__DATA SHOWN__:

---

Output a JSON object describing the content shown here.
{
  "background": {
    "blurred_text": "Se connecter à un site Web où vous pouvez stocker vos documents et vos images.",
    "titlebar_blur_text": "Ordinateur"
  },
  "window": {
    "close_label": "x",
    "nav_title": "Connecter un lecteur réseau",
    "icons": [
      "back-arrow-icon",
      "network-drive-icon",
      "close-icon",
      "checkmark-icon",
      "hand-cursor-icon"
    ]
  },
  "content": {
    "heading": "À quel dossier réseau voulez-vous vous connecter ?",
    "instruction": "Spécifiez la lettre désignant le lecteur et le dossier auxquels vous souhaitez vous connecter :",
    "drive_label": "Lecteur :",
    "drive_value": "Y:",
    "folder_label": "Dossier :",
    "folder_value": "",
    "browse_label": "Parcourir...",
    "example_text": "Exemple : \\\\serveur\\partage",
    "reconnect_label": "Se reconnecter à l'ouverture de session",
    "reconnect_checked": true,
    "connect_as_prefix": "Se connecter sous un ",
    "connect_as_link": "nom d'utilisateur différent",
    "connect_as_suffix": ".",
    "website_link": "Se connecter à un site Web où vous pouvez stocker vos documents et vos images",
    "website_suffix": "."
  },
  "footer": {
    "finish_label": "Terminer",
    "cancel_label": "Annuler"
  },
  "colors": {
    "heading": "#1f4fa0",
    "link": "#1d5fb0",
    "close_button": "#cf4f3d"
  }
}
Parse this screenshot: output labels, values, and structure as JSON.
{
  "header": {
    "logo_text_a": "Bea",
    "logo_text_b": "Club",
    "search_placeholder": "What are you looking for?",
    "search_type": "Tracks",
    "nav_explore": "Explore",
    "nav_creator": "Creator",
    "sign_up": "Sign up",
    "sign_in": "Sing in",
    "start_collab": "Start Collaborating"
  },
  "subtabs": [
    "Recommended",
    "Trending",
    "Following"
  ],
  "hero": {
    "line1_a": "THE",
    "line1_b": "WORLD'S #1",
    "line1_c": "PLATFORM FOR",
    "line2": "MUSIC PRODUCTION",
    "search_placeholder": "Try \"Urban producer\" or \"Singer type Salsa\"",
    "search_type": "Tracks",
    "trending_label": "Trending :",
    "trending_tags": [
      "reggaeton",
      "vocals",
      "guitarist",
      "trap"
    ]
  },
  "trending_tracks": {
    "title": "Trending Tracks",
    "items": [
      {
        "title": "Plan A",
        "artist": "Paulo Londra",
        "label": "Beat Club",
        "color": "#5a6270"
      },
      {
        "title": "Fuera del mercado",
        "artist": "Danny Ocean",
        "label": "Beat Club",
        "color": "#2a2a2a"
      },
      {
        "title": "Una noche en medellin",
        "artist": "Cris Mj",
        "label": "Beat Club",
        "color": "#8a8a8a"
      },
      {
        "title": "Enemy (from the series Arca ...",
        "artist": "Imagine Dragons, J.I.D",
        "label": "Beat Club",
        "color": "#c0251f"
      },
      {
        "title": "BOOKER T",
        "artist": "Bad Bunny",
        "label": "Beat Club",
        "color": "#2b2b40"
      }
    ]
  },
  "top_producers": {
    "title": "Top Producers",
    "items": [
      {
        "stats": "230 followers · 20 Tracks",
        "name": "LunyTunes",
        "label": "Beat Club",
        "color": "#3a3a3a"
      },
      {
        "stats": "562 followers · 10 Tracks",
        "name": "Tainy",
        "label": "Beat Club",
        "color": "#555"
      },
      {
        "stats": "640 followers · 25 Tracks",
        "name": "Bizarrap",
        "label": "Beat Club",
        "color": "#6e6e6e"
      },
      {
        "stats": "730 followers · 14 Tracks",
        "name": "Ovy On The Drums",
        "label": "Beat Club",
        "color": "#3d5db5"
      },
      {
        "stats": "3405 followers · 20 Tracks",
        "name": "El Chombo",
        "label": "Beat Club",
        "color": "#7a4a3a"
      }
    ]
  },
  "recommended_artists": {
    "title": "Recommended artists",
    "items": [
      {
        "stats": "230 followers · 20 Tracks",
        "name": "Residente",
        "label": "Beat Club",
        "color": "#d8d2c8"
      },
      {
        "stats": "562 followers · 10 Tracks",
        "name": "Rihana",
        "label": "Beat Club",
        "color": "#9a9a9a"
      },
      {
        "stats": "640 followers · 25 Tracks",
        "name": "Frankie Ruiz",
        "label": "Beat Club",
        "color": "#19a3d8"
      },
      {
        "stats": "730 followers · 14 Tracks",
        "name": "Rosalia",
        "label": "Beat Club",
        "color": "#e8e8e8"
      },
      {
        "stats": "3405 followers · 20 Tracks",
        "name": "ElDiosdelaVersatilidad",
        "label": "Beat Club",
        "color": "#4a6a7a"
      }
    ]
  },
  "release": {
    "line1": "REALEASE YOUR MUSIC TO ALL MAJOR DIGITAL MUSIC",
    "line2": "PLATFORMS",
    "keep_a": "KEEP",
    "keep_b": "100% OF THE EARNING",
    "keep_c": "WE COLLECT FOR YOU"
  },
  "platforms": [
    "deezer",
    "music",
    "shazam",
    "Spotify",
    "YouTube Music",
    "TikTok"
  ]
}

---

__TASK GOAL__: In the entries above, find each line with the string "content" and copy it.

__SOLUTION FOR THIS PROBLEM__:
Output a JSON object describing the content shown here.
  "content": {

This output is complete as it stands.